• The request:
Note each line where "this" appears, and copy it.

• Information given:
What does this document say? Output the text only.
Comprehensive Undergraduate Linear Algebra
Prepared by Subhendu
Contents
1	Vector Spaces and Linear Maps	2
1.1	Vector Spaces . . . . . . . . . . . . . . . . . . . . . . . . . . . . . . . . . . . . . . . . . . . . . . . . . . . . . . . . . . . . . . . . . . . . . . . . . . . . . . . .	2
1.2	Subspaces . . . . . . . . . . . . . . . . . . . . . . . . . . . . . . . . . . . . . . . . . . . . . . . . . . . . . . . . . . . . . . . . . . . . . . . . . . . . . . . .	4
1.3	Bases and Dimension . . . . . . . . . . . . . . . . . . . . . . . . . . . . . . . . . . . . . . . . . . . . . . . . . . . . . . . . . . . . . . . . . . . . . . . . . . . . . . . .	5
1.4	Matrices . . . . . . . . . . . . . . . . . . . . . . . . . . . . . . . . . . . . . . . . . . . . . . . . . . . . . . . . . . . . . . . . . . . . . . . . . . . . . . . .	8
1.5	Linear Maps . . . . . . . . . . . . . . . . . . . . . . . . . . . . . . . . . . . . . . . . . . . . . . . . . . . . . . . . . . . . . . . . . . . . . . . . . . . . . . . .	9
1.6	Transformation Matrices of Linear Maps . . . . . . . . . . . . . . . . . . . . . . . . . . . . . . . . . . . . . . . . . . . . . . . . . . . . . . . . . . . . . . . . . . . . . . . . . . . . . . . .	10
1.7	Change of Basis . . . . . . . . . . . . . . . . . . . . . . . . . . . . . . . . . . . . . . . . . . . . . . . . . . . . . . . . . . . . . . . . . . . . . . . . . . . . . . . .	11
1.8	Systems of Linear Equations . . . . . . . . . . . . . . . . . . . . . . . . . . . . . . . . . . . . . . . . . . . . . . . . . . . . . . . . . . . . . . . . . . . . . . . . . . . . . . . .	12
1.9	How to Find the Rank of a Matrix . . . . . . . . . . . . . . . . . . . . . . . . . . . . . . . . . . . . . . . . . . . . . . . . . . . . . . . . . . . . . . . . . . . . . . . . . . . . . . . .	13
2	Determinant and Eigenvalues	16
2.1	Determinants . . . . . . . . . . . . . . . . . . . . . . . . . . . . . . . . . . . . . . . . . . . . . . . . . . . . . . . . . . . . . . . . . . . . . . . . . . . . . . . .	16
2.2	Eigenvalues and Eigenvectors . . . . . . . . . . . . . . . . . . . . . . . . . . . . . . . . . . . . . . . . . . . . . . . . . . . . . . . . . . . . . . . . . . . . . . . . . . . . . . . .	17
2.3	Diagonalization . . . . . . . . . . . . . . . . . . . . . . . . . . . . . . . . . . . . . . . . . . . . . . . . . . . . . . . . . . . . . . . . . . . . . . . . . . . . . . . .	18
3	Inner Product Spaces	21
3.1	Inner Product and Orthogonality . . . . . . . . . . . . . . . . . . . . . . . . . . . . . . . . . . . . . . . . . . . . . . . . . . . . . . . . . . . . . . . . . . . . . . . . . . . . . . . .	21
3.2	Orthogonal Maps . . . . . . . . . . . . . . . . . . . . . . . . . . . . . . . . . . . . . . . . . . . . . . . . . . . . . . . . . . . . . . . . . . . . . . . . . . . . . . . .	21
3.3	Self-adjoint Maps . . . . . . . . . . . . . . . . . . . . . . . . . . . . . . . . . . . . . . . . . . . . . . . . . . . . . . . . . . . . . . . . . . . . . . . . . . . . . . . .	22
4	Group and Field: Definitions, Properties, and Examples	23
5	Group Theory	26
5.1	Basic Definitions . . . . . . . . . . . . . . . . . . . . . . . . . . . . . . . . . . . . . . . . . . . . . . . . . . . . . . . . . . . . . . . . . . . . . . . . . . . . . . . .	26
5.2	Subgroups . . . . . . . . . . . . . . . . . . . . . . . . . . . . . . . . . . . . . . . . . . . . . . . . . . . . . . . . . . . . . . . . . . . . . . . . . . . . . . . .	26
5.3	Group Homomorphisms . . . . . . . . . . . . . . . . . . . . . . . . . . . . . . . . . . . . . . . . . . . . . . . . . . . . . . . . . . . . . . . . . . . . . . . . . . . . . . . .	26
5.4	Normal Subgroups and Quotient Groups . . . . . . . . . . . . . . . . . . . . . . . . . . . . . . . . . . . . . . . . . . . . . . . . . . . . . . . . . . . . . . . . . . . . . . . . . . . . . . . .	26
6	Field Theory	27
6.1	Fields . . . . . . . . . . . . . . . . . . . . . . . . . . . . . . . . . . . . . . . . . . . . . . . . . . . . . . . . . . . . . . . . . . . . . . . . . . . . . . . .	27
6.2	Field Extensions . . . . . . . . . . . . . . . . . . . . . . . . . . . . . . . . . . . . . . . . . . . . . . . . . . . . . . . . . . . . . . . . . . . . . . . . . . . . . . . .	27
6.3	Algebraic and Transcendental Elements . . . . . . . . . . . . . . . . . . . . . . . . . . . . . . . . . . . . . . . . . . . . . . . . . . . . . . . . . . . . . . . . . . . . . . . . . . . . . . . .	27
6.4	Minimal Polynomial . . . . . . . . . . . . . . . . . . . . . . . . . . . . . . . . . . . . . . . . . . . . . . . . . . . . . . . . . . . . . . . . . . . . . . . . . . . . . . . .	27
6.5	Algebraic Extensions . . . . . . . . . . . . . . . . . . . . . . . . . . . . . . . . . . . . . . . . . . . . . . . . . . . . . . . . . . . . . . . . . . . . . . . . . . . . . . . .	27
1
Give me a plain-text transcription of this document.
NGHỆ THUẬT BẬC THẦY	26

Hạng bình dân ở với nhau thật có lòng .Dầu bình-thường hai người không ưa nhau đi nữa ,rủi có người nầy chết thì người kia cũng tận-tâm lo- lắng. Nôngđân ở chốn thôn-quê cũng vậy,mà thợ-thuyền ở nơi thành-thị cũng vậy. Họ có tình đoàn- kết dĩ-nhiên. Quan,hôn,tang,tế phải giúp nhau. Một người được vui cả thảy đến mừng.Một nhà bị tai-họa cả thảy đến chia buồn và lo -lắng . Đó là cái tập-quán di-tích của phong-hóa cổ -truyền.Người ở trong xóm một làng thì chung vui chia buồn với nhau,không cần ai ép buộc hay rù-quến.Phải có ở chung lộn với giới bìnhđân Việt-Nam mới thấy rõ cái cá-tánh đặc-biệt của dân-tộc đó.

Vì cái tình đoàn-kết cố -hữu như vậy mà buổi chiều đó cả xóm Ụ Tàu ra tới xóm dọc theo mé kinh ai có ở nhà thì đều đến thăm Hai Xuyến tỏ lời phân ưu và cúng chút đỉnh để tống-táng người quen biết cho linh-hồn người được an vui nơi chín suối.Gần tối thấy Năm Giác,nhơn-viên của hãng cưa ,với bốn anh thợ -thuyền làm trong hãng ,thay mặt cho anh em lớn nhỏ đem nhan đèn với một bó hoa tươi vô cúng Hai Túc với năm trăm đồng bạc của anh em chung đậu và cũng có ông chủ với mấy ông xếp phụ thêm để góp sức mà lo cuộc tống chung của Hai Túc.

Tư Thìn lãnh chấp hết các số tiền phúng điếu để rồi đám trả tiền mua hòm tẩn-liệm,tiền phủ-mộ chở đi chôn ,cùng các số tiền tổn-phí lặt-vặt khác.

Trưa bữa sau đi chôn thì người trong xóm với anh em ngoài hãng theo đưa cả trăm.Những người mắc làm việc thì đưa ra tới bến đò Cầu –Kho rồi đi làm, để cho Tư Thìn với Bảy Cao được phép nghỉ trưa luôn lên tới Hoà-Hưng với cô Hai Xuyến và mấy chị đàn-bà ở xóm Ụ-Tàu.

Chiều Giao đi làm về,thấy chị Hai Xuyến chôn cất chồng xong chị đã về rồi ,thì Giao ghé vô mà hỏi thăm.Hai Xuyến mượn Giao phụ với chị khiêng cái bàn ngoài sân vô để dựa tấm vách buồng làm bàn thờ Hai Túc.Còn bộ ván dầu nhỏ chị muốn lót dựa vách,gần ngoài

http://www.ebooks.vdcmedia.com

• Exercise answer:
What does this document say? Output the text only.
Give me a plain-text transcription of this document.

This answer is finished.